(Dataset entries on figures)
## begin

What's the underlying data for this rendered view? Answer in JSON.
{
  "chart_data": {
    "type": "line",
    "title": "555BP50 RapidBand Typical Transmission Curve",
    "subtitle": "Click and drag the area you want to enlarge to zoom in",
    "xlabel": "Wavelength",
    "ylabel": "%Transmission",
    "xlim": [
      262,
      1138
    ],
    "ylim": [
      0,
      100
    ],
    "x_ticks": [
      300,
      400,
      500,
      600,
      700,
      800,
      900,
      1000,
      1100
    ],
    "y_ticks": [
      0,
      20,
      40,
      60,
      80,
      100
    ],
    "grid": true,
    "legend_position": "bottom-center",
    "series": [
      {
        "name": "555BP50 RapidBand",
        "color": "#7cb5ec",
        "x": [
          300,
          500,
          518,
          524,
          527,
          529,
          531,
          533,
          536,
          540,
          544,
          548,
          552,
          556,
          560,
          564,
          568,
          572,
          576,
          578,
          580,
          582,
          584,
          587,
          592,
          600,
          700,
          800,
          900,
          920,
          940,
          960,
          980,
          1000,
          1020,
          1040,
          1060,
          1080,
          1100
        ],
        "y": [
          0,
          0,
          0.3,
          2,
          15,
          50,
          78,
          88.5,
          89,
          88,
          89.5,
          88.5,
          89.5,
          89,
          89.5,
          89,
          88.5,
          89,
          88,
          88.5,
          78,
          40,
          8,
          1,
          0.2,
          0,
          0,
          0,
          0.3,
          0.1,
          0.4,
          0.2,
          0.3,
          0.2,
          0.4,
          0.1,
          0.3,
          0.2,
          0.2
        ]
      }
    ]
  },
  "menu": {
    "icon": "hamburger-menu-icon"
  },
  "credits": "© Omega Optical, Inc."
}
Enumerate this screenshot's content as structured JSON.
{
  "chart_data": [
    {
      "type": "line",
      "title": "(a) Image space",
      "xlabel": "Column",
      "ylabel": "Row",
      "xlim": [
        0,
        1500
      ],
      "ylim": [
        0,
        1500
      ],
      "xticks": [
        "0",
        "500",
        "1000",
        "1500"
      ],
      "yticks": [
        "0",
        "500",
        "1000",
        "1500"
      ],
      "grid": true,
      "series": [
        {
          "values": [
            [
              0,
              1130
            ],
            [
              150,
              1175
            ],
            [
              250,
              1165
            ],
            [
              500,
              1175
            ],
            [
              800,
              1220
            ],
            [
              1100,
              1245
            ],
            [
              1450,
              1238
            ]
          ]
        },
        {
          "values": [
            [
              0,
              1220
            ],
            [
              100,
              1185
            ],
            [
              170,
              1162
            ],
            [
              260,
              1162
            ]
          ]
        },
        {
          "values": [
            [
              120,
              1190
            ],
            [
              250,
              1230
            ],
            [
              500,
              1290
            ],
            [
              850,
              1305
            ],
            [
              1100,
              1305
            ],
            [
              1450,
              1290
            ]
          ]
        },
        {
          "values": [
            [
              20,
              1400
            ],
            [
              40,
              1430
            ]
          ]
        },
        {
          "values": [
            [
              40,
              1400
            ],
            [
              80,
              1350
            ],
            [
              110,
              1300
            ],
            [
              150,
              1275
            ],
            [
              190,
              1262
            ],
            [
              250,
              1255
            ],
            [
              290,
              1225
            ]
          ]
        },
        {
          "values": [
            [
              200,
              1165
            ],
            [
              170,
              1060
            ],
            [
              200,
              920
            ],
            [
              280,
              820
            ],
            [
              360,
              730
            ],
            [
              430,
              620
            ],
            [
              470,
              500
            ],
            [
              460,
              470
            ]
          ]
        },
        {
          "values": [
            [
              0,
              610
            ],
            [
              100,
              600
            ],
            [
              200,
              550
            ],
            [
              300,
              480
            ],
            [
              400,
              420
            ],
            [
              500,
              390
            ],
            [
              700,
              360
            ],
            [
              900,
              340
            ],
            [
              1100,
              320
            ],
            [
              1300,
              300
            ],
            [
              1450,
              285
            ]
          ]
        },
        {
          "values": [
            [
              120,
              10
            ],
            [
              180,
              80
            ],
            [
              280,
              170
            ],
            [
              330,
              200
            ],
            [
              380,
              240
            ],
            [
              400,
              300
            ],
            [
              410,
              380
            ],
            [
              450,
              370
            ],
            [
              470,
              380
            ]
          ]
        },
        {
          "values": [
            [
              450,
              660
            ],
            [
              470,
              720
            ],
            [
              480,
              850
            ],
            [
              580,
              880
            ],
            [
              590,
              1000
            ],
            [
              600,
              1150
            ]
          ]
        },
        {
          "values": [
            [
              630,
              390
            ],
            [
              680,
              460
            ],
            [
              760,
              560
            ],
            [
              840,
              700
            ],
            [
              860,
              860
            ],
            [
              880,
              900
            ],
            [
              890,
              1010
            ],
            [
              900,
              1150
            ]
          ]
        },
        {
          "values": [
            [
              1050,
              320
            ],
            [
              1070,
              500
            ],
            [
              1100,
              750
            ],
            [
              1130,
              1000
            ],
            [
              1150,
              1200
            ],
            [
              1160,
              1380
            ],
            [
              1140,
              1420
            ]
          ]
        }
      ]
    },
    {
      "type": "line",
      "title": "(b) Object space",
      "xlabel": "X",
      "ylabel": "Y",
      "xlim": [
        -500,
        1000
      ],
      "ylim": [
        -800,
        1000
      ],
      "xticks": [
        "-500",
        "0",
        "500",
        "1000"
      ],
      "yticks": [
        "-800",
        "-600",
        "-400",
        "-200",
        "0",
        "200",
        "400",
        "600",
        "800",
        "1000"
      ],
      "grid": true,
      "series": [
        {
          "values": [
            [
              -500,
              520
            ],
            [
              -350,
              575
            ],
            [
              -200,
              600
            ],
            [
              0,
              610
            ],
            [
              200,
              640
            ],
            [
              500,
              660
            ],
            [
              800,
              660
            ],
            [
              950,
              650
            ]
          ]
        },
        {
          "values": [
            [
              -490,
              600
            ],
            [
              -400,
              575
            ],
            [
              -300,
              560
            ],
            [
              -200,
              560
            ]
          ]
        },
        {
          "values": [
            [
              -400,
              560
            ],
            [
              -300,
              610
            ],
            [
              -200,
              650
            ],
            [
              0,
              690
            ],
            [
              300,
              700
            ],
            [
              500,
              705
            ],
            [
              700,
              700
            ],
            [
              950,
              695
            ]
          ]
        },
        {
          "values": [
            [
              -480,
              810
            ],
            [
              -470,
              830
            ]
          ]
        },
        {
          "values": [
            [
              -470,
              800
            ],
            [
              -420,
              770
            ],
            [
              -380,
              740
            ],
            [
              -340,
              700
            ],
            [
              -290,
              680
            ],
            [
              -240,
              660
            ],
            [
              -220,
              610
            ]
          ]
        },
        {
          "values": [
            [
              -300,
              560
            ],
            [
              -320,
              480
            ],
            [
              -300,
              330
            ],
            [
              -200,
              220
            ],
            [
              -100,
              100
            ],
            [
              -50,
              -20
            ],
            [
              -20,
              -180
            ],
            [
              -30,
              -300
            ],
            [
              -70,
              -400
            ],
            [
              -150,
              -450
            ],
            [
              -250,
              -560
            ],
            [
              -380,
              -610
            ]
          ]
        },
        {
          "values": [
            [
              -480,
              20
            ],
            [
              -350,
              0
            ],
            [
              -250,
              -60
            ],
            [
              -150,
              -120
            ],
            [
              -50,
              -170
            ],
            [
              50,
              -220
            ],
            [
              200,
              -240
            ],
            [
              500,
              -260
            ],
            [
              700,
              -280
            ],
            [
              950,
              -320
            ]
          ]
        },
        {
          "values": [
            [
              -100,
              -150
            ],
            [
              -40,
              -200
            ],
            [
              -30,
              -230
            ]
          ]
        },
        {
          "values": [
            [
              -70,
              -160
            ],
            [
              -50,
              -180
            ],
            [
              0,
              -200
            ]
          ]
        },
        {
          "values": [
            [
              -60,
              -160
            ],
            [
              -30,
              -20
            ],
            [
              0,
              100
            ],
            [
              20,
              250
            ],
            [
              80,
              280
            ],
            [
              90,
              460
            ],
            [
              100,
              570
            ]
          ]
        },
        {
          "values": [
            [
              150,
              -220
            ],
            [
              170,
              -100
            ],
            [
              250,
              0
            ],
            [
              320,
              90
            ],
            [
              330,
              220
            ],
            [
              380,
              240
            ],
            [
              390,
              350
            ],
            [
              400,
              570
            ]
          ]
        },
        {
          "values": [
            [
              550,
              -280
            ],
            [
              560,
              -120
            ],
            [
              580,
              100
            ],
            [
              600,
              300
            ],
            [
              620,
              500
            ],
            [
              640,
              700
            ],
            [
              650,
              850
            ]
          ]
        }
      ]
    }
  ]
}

## end

== TASK GOAL ==
Looking at the entries above, how many lines contain the word "this"? Answer with the number alone.

== WRITTEN ANSWER ==
2